### STATED GOAL
Quote each line of the material verbatim, without the pictures.

[start EXERCISE MATERIALS]

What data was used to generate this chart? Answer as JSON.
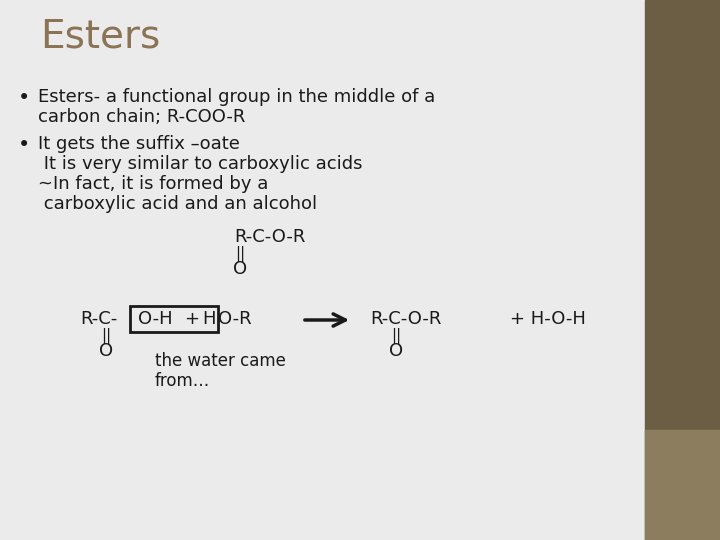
{
  "title": "Esters",
  "title_color": "#8B7355",
  "title_fontsize": 28,
  "bg_color": "#EBEBEB",
  "right_panel_color": "#6B5E45",
  "right_panel_light_color": "#8B7D5E",
  "bullet1_line1": "Esters- a functional group in the middle of a",
  "bullet1_line2": "carbon chain; R-COO-R",
  "bullet2_line1": "It gets the suffix –oate",
  "bullet2_line2": " It is very similar to carboxylic acids",
  "bullet2_line3": "~In fact, it is formed by a",
  "bullet2_line4": " carboxylic acid and an alcohol",
  "body_fontsize": 13,
  "body_color": "#1a1a1a",
  "formula_fontsize": 12
}
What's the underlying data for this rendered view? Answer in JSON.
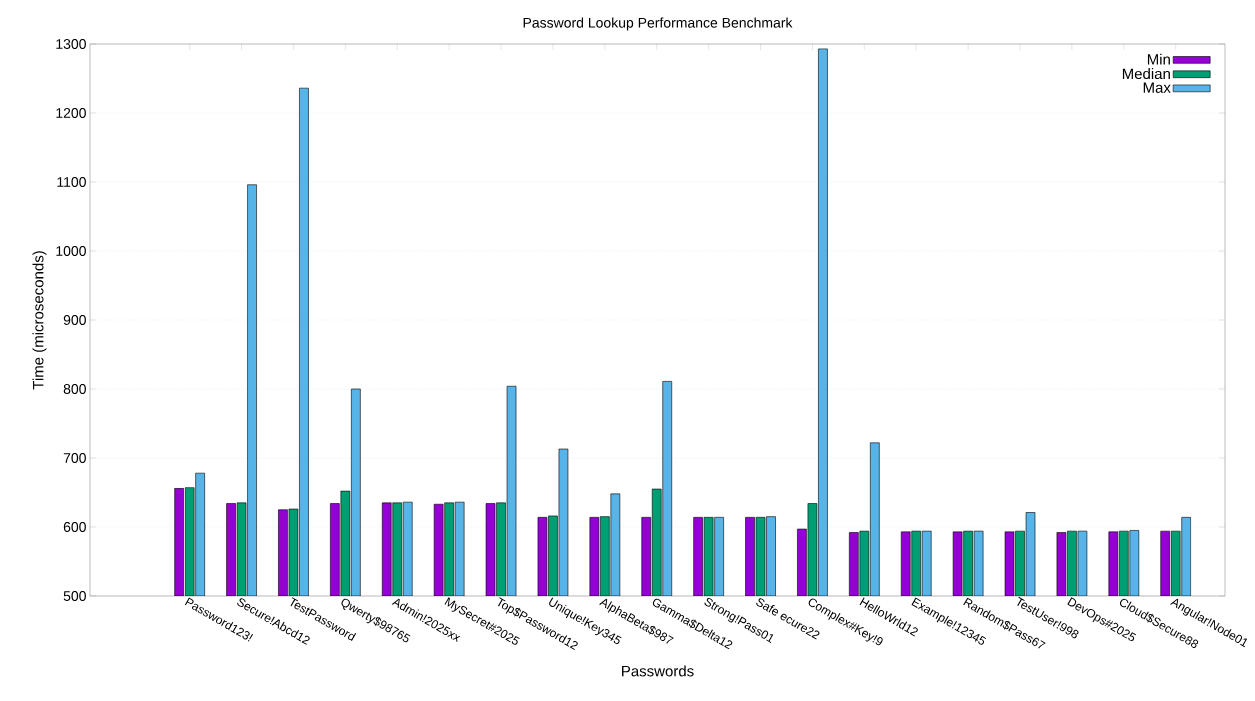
{
  "chart_data": {
    "type": "bar",
    "title": "Password Lookup Performance Benchmark",
    "xlabel": "Passwords",
    "ylabel": "Time (microseconds)",
    "categories": [
      "Password123!",
      "Secure!Abcd12",
      "TestPassword",
      "Qwerty$98765",
      "Admin!2025xx",
      "MySecret#2025",
      "Top$Password12",
      "Unique!Key345",
      "AlphaBeta$987",
      "Gamma$Delta12",
      "Strong!Pass01",
      "Safe ecure22",
      "Complex#Key!9",
      "HelloWrld12",
      "Example!12345",
      "Random$Pass67",
      "TestUser!998",
      "DevOps#2025",
      "Cloud$Secure88",
      "Angular!Node01"
    ],
    "series": [
      {
        "name": "Min",
        "color": "#9400d3",
        "values": [
          656,
          634,
          625,
          634,
          635,
          633,
          634,
          614,
          614,
          614,
          614,
          614,
          597,
          592,
          593,
          593,
          593,
          592,
          593,
          594
        ]
      },
      {
        "name": "Median",
        "color": "#009e73",
        "values": [
          657,
          635,
          626,
          652,
          635,
          635,
          635,
          616,
          615,
          655,
          614,
          614,
          634,
          594,
          594,
          594,
          594,
          594,
          594,
          594
        ]
      },
      {
        "name": "Max",
        "color": "#56b4e9",
        "values": [
          678,
          1096,
          1236,
          800,
          636,
          636,
          804,
          713,
          648,
          811,
          614,
          615,
          1293,
          722,
          594,
          594,
          621,
          594,
          595,
          614
        ]
      }
    ],
    "ylim": [
      500,
      1300
    ],
    "yticks": [
      500,
      600,
      700,
      800,
      900,
      1000,
      1100,
      1200,
      1300
    ],
    "grid": "y",
    "legend": "top right"
  }
}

[end EXERCISE MATERIALS]

### RESPONSE TO THIS EXERCISE
What data was used to generate this chart? Answer as JSON.
{
  "title": "Esters",
  "title_color": "#8B7355",
  "title_fontsize": 28,
  "bg_color": "#EBEBEB",
  "right_panel_color": "#6B5E45",
  "right_panel_light_color": "#8B7D5E",
  "bullet1_line1": "Esters- a functional group in the middle of a",
  "bullet1_line2": "carbon chain; R-COO-R",
  "bullet2_line1": "It gets the suffix –oate",
  "bullet2_line2": " It is very similar to carboxylic acids",
  "bullet2_line3": "~In fact, it is formed by a",
  "bullet2_line4": " carboxylic acid and an alcohol",
  "body_fontsize": 13,
  "body_color": "#1a1a1a",
  "formula_fontsize": 12
}
What's the underlying data for this rendered view? Answer in JSON.
{
  "chart_data": {
    "type": "bar",
    "title": "Password Lookup Performance Benchmark",
    "xlabel": "Passwords",
    "ylabel": "Time (microseconds)",
    "categories": [
      "Password123!",
      "Secure!Abcd12",
      "TestPassword",
      "Qwerty$98765",
      "Admin!2025xx",
      "MySecret#2025",
      "Top$Password12",
      "Unique!Key345",
      "AlphaBeta$987",
      "Gamma$Delta12",
      "Strong!Pass01",
      "Safe ecure22",
      "Complex#Key!9",
      "HelloWrld12",
      "Example!12345",
      "Random$Pass67",
      "TestUser!998",
      "DevOps#2025",
      "Cloud$Secure88",
      "Angular!Node01"
    ],
    "series": [
      {
        "name": "Min",
        "color": "#9400d3",
        "values": [
          656,
          634,
          625,
          634,
          635,
          633,
          634,
          614,
          614,
          614,
          614,
          614,
          597,
          592,
          593,
          593,
          593,
          592,
          593,
          594
        ]
      },
      {
        "name": "Median",
        "color": "#009e73",
        "values": [
          657,
          635,
          626,
          652,
          635,
          635,
          635,
          616,
          615,
          655,
          614,
          614,
          634,
          594,
          594,
          594,
          594,
          594,
          594,
          594
        ]
      },
      {
        "name": "Max",
        "color": "#56b4e9",
        "values": [
          678,
          1096,
          1236,
          800,
          636,
          636,
          804,
          713,
          648,
          811,
          614,
          615,
          1293,
          722,
          594,
          594,
          621,
          594,
          595,
          614
        ]
      }
    ],
    "ylim": [
      500,
      1300
    ],
    "yticks": [
      500,
      600,
      700,
      800,
      900,
      1000,
      1100,
      1200,
      1300
    ],
    "grid": "y",
    "legend": "top right"
  }
}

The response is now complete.